* _What you will do_: Hunt for the word "this" across the entries below, copying each line that holds it.

* _Data for the task_:
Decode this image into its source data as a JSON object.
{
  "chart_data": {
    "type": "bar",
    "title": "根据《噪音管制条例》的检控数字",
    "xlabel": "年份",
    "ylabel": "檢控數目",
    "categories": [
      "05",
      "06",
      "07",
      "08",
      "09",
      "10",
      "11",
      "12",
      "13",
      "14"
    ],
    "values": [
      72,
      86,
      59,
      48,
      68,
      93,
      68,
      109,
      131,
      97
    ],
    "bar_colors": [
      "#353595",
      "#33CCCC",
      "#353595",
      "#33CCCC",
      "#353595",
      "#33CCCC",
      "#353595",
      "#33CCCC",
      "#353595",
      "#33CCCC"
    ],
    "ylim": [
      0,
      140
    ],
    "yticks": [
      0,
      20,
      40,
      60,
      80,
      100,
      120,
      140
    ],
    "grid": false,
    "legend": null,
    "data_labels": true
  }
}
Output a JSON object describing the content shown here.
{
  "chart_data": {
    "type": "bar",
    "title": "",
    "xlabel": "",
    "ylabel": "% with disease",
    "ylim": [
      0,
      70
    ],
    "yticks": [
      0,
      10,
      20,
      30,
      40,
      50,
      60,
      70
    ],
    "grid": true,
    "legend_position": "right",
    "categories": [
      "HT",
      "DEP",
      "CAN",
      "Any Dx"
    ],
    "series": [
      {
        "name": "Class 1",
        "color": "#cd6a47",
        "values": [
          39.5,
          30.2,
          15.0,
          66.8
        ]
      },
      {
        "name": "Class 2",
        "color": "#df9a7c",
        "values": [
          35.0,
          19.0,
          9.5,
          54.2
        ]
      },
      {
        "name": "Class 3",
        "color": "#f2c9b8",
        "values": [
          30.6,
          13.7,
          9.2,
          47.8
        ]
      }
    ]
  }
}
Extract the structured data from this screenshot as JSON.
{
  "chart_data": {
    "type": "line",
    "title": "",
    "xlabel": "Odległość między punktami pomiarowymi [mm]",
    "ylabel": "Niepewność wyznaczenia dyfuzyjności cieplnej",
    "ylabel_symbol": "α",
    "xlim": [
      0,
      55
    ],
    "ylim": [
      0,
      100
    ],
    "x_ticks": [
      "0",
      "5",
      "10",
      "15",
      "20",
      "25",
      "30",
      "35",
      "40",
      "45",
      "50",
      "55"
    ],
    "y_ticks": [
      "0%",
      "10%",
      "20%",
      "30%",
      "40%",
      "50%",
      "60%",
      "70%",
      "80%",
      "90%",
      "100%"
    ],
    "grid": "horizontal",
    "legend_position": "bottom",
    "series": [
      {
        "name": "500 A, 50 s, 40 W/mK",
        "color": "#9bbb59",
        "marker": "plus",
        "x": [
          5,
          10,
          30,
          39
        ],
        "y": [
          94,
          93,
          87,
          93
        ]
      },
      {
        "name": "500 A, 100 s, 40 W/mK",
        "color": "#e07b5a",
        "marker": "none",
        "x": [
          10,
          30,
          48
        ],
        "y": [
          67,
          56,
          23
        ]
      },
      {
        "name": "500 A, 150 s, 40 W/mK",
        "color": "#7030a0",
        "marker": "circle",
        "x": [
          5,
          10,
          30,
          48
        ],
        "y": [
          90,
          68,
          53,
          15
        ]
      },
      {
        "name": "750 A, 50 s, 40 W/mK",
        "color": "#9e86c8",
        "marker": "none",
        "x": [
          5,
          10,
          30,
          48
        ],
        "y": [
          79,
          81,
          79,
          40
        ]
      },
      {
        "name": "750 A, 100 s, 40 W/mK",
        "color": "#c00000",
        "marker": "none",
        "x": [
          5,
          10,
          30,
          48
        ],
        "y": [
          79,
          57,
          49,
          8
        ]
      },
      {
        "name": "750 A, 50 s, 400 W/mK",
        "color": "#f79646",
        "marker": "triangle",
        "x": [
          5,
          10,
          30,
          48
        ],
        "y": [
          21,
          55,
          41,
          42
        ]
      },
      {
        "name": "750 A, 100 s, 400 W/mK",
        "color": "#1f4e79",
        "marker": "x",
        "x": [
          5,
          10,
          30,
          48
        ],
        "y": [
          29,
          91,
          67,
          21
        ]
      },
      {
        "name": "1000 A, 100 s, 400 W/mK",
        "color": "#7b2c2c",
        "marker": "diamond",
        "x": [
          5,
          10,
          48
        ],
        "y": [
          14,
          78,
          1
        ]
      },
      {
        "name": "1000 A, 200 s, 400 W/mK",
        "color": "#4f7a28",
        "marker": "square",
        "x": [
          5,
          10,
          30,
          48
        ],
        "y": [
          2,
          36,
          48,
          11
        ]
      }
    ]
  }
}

* _Full output_:
Decode this image into its source data as a JSON object.
Extract the structured data from this screenshot as JSON.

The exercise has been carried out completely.